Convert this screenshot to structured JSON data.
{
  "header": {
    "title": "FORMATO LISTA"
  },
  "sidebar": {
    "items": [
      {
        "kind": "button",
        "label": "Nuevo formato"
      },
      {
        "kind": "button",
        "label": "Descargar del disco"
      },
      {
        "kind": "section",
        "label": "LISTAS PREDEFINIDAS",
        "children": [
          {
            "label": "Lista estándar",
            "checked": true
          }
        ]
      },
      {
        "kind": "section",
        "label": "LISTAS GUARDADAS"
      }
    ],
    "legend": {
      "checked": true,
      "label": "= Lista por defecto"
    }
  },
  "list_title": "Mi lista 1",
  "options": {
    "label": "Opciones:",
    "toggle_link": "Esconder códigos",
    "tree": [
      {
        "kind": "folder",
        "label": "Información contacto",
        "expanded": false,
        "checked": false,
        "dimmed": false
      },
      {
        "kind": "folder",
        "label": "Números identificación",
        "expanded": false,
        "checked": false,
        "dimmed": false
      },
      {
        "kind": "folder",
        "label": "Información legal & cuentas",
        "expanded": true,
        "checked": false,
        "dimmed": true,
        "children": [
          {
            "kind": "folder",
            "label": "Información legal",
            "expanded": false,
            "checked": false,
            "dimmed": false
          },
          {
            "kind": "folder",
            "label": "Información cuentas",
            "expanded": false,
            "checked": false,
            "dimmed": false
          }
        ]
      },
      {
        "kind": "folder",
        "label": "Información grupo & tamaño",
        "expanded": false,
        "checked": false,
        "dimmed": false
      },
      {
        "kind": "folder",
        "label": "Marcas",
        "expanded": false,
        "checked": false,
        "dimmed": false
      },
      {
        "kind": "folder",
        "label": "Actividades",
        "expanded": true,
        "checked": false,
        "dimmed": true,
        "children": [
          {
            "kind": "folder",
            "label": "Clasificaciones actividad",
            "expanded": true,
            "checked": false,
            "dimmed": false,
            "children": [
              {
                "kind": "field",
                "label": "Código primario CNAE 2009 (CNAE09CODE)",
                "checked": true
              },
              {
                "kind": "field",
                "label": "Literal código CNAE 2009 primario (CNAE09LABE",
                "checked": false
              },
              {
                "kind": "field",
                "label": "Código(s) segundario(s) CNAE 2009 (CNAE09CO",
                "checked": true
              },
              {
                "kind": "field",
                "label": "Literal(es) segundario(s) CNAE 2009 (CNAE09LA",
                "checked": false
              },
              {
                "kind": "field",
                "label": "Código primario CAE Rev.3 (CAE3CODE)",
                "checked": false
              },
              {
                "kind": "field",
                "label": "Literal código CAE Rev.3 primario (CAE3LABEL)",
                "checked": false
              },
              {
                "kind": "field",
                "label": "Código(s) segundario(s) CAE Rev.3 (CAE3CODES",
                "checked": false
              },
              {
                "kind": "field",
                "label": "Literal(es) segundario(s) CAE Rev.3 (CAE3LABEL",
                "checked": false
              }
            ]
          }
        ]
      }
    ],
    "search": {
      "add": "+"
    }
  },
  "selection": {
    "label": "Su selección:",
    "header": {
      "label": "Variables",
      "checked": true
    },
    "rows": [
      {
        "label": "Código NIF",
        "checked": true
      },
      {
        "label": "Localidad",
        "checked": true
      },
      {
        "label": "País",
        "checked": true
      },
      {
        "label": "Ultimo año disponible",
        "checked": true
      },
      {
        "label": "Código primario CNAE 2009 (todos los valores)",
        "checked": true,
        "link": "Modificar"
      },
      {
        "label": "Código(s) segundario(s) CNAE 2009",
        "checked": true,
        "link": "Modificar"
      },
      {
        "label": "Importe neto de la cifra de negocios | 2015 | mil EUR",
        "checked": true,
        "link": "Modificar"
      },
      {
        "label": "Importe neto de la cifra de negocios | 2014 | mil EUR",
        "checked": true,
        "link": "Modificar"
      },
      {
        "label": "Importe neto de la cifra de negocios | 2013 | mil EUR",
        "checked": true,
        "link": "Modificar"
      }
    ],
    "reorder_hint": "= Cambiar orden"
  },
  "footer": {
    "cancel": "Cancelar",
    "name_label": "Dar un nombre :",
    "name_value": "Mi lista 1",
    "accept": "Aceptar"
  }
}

_____

(Task details): Return the entries above exactly as they appear.

(Solved exercise):
Convert this screenshot to structured JSON data.
{
  "header": {
    "title": "FORMATO LISTA"
  },
  "sidebar": {
    "items": [
      {
        "kind": "button",
        "label": "Nuevo formato"
      },
      {
        "kind": "button",
        "label": "Descargar del disco"
      },
      {
        "kind": "section",
        "label": "LISTAS PREDEFINIDAS",
        "children": [
          {
            "label": "Lista estándar",
            "checked": true
          }
        ]
      },
      {
        "kind": "section",
        "label": "LISTAS GUARDADAS"
      }
    ],
    "legend": {
      "checked": true,
      "label": "= Lista por defecto"
    }
  },
  "list_title": "Mi lista 1",
  "options": {
    "label": "Opciones:",
    "toggle_link": "Esconder códigos",
    "tree": [
      {
        "kind": "folder",
        "label": "Información contacto",
        "expanded": false,
        "checked": false,
        "dimmed": false
      },
      {
        "kind": "folder",
        "label": "Números identificación",
        "expanded": false,
        "checked": false,
        "dimmed": false
      },
      {
        "kind": "folder",
        "label": "Información legal & cuentas",
        "expanded": true,
        "checked": false,
        "dimmed": true,
        "children": [
          {
            "kind": "folder",
            "label": "Información legal",
            "expanded": false,
            "checked": false,
            "dimmed": false
          },
          {
            "kind": "folder",
            "label": "Información cuentas",
            "expanded": false,
            "checked": false,
            "dimmed": false
          }
        ]
      },
      {
        "kind": "folder",
        "label": "Información grupo & tamaño",
        "expanded": false,
        "checked": false,
        "dimmed": false
      },
      {
        "kind": "folder",
        "label": "Marcas",
        "expanded": false,
        "checked": false,
        "dimmed": false
      },
      {
        "kind": "folder",
        "label": "Actividades",
        "expanded": true,
        "checked": false,
        "dimmed": true,
        "children": [
          {
            "kind": "folder",
            "label": "Clasificaciones actividad",
            "expanded": true,
            "checked": false,
            "dimmed": false,
            "children": [
              {
                "kind": "field",
                "label": "Código primario CNAE 2009 (CNAE09CODE)",
                "checked": true
              },
              {
                "kind": "field",
                "label": "Literal código CNAE 2009 primario (CNAE09LABE",
                "checked": false
              },
              {
                "kind": "field",
                "label": "Código(s) segundario(s) CNAE 2009 (CNAE09CO",
                "checked": true
              },
              {
                "kind": "field",
                "label": "Literal(es) segundario(s) CNAE 2009 (CNAE09LA",
                "checked": false
              },
              {
                "kind": "field",
                "label": "Código primario CAE Rev.3 (CAE3CODE)",
                "checked": false
              },
              {
                "kind": "field",
                "label": "Literal código CAE Rev.3 primario (CAE3LABEL)",
                "checked": false
              },
              {
                "kind": "field",
                "label": "Código(s) segundario(s) CAE Rev.3 (CAE3CODES",
                "checked": false
              },
              {
                "kind": "field",
                "label": "Literal(es) segundario(s) CAE Rev.3 (CAE3LABEL",
                "checked": false
              }
            ]
          }
        ]
      }
    ],
    "search": {
      "add": "+"
    }
  },
  "selection": {
    "label": "Su selección:",
    "header": {
      "label": "Variables",
      "checked": true
    },
    "rows": [
      {
        "label": "Código NIF",
        "checked": true
      },
      {
        "label": "Localidad",
        "checked": true
      },
      {
        "label": "País",
        "checked": true
      },
      {
        "label": "Ultimo año disponible",
        "checked": true
      },
      {
        "label": "Código primario CNAE 2009 (todos los valores)",
        "checked": true,
        "link": "Modificar"
      },
      {
        "label": "Código(s) segundario(s) CNAE 2009",
        "checked": true,
        "link": "Modificar"
      },
      {
        "label": "Importe neto de la cifra de negocios | 2015 | mil EUR",
        "checked": true,
        "link": "Modificar"
      },
      {
        "label": "Importe neto de la cifra de negocios | 2014 | mil EUR",
        "checked": true,
        "link": "Modificar"
      },
      {
        "label": "Importe neto de la cifra de negocios | 2013 | mil EUR",
        "checked": true,
        "link": "Modificar"
      }
    ],
    "reorder_hint": "= Cambiar orden"
  },
  "footer": {
    "cancel": "Cancelar",
    "name_label": "Dar un nombre :",
    "name_value": "Mi lista 1",
    "accept": "Aceptar"
  }
}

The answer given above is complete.